- _EXERCISE BRIEF_: Echo every line of the records below exactly as they appear, but leave the pictures out of your answer.

Start of LISTING

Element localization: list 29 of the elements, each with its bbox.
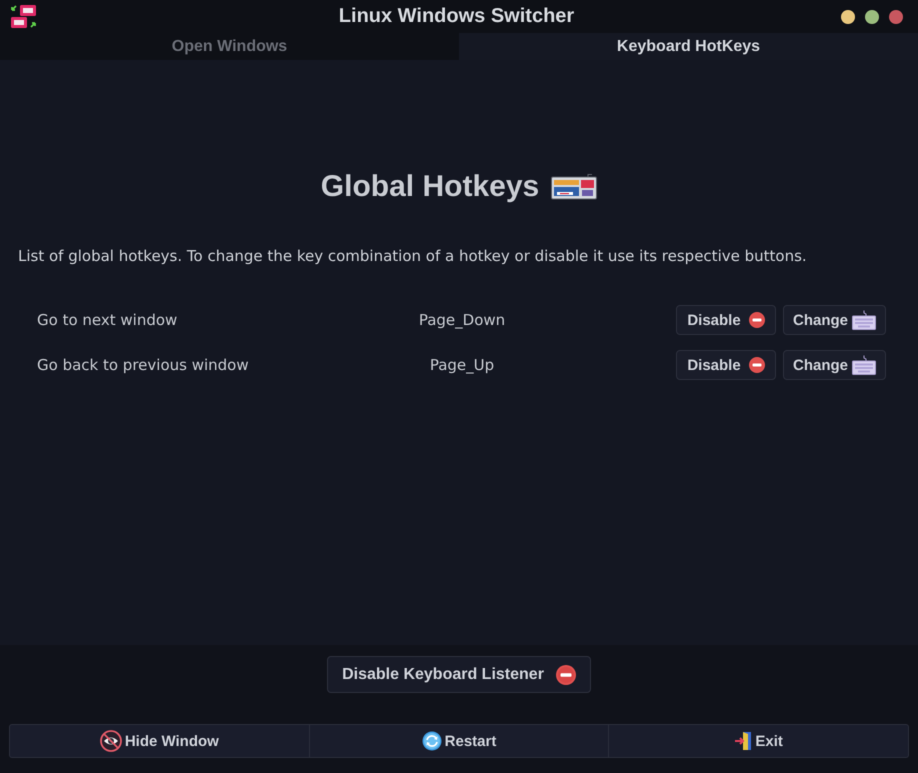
app-logo-icon <box>10 4 37 29</box>
minus-circle-icon <box>748 357 765 373</box>
minus-circle-icon <box>748 312 765 328</box>
hotkey-action: Go to next window <box>37 311 178 329</box>
disable-listener-button[interactable]: Disable Keyboard Listener <box>327 656 591 693</box>
keyboard-icon <box>852 355 876 375</box>
keyboard-icon <box>852 310 876 330</box>
keyboard-icon <box>551 174 598 200</box>
close-button[interactable] <box>889 10 903 24</box>
hotkey-key: Page_Up <box>337 356 587 374</box>
exit-door-icon <box>734 731 752 751</box>
disable-button[interactable]: Disable <box>676 305 776 335</box>
restart-button[interactable]: Restart <box>310 724 610 758</box>
tab[interactable]: Open Windows <box>0 33 459 60</box>
hotkey-key: Page_Down <box>337 311 587 329</box>
minus-circle-icon <box>556 664 576 684</box>
hidden-eye-icon <box>100 730 122 752</box>
hide-window-button[interactable]: Hide Window <box>9 724 310 758</box>
exit-button[interactable]: Exit <box>609 724 910 758</box>
description-text: List of global hotkeys. To change the key combination of a hotkey or disable it use its respective buttons. <box>18 247 808 265</box>
maximize-button[interactable] <box>865 10 879 24</box>
change-button[interactable]: Change <box>783 305 886 335</box>
refresh-icon <box>422 731 442 751</box>
window-title: Linux Windows Switcher <box>338 5 574 28</box>
minimize-button[interactable] <box>841 10 855 24</box>
change-button[interactable]: Change <box>783 350 886 380</box>
disable-button[interactable]: Disable <box>676 350 776 380</box>
section-heading: Global Hotkeys <box>320 170 540 204</box>
hotkey-action: Go back to previous window <box>37 356 250 374</box>
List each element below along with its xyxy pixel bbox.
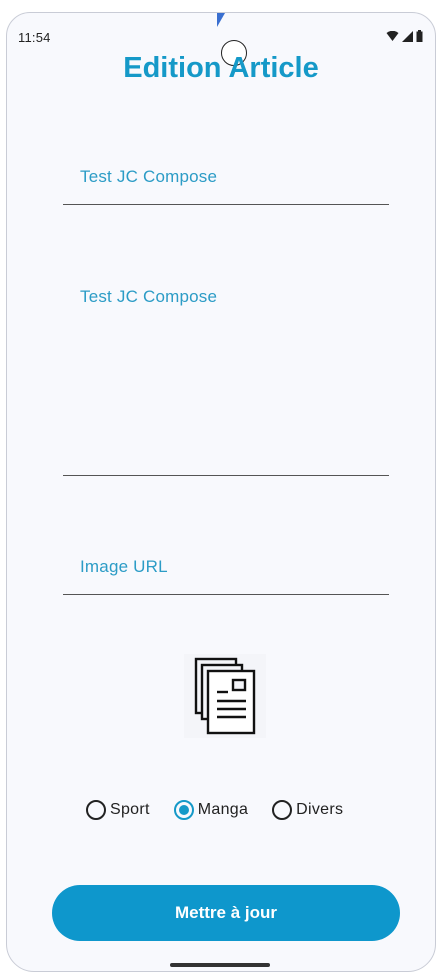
- title-field-value[interactable]: Test JC Compose: [80, 167, 217, 187]
- image-url-placeholder[interactable]: Image URL: [80, 557, 168, 577]
- description-field[interactable]: Test JC Compose: [63, 270, 389, 476]
- home-indicator[interactable]: [170, 963, 270, 967]
- category-radio-group: Sport Manga Divers: [86, 800, 367, 820]
- description-field-value[interactable]: Test JC Compose: [80, 287, 217, 307]
- radio-manga-button[interactable]: [173, 800, 194, 820]
- page-title: Edition Article: [123, 52, 319, 84]
- image-url-field[interactable]: Image URL: [63, 540, 389, 595]
- radio-divers-label[interactable]: Divers: [296, 801, 343, 819]
- radio-manga-label[interactable]: Manga: [198, 801, 248, 819]
- wifi-icon: [386, 29, 399, 47]
- radio-divers-button[interactable]: [272, 800, 293, 820]
- radio-sport-button[interactable]: [86, 800, 106, 820]
- update-button[interactable]: Mettre à jour: [52, 885, 400, 941]
- document-icon: [194, 657, 256, 735]
- signal-icon: [402, 29, 413, 47]
- radio-sport-label[interactable]: Sport: [110, 801, 150, 819]
- radio-divers[interactable]: Divers: [272, 800, 343, 820]
- pointer-marker: [217, 13, 225, 27]
- title-field[interactable]: Test JC Compose: [63, 150, 389, 205]
- radio-manga[interactable]: Manga: [173, 800, 248, 820]
- article-image: [184, 654, 266, 738]
- radio-sport[interactable]: Sport: [86, 800, 150, 820]
- status-time: 11:54: [18, 30, 51, 45]
- battery-icon: [416, 29, 423, 47]
- status-icons: [386, 29, 423, 47]
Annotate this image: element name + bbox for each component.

End of LISTING

- _TASK SOLUTION_:
Element localization: list 29 of the elements, each with its bbox.
app-logo-icon <box>10 4 37 29</box>
minus-circle-icon <box>748 357 765 373</box>
minus-circle-icon <box>748 312 765 328</box>
hotkey-action: Go to next window <box>37 311 178 329</box>
disable-listener-button[interactable]: Disable Keyboard Listener <box>327 656 591 693</box>
keyboard-icon <box>852 355 876 375</box>
keyboard-icon <box>852 310 876 330</box>
keyboard-icon <box>551 174 598 200</box>
close-button[interactable] <box>889 10 903 24</box>
hotkey-key: Page_Up <box>337 356 587 374</box>
exit-door-icon <box>734 731 752 751</box>
disable-button[interactable]: Disable <box>676 305 776 335</box>
restart-button[interactable]: Restart <box>310 724 610 758</box>
tab[interactable]: Open Windows <box>0 33 459 60</box>
hotkey-key: Page_Down <box>337 311 587 329</box>
minus-circle-icon <box>556 664 576 684</box>
hidden-eye-icon <box>100 730 122 752</box>
hide-window-button[interactable]: Hide Window <box>9 724 310 758</box>
exit-button[interactable]: Exit <box>609 724 910 758</box>
description-text: List of global hotkeys. To change the key combination of a hotkey or disable it use its respective buttons. <box>18 247 808 265</box>
maximize-button[interactable] <box>865 10 879 24</box>
change-button[interactable]: Change <box>783 305 886 335</box>
refresh-icon <box>422 731 442 751</box>
window-title: Linux Windows Switcher <box>338 5 574 28</box>
minimize-button[interactable] <box>841 10 855 24</box>
change-button[interactable]: Change <box>783 350 886 380</box>
disable-button[interactable]: Disable <box>676 350 776 380</box>
section-heading: Global Hotkeys <box>320 170 540 204</box>
hotkey-action: Go back to previous window <box>37 356 250 374</box>
List each element below along with its xyxy pixel bbox.
- title-field-value[interactable]: Test JC Compose: [80, 167, 217, 187]
- image-url-placeholder[interactable]: Image URL: [80, 557, 168, 577]
- description-field[interactable]: Test JC Compose: [63, 270, 389, 476]
- home-indicator[interactable]: [170, 963, 270, 967]
- category-radio-group: Sport Manga Divers: [86, 800, 367, 820]
- description-field-value[interactable]: Test JC Compose: [80, 287, 217, 307]
- radio-manga-button[interactable]: [173, 800, 194, 820]
- page-title: Edition Article: [123, 52, 319, 84]
- image-url-field[interactable]: Image URL: [63, 540, 389, 595]
- radio-divers-label[interactable]: Divers: [296, 801, 343, 819]
- radio-manga-label[interactable]: Manga: [198, 801, 248, 819]
- wifi-icon: [386, 29, 399, 47]
- radio-divers-button[interactable]: [272, 800, 293, 820]
- radio-sport-button[interactable]: [86, 800, 106, 820]
- update-button[interactable]: Mettre à jour: [52, 885, 400, 941]
- document-icon: [194, 657, 256, 735]
- signal-icon: [402, 29, 413, 47]
- radio-sport-label[interactable]: Sport: [110, 801, 150, 819]
- radio-divers[interactable]: Divers: [272, 800, 343, 820]
- pointer-marker: [217, 13, 225, 27]
- title-field[interactable]: Test JC Compose: [63, 150, 389, 205]
- radio-manga[interactable]: Manga: [173, 800, 248, 820]
- article-image: [184, 654, 266, 738]
- radio-sport[interactable]: Sport: [86, 800, 150, 820]
- status-time: 11:54: [18, 30, 51, 45]
- battery-icon: [416, 29, 423, 47]
- status-icons: [386, 29, 423, 47]
Annotate this image: element name + bbox for each component.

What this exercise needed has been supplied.